> [YOUR INSTRUCTIONS]: Write out every record in full, exactly as written, please.

[Extracted data entries]
=======

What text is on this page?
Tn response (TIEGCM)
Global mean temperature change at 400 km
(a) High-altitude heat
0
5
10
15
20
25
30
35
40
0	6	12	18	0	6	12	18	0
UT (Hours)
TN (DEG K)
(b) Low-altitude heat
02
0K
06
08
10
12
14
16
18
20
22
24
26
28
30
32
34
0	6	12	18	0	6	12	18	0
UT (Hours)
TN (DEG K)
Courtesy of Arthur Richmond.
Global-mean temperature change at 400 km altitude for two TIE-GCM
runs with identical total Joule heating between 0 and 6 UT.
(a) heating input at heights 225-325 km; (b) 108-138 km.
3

=======

> [SOLUTION FOR THIS EXERCISE]:
What text is on this page?
Tn response (TIEGCM)
Global mean temperature change at 400 km
(a) High-altitude heat
0
5
10
15
20
25
30
35
40
0	6	12	18	0	6	12	18	0
UT (Hours)
TN (DEG K)
(b) Low-altitude heat
02
0K
06
08
10
12
14
16
18
20
22
24
26
28
30
32
34
0	6	12	18	0	6	12	18	0
UT (Hours)
TN (DEG K)
Courtesy of Arthur Richmond.
Global-mean temperature change at 400 km altitude for two TIE-GCM
runs with identical total Joule heating between 0 and 6 UT.
(a) heating input at heights 225-325 km; (b) 108-138 km.
3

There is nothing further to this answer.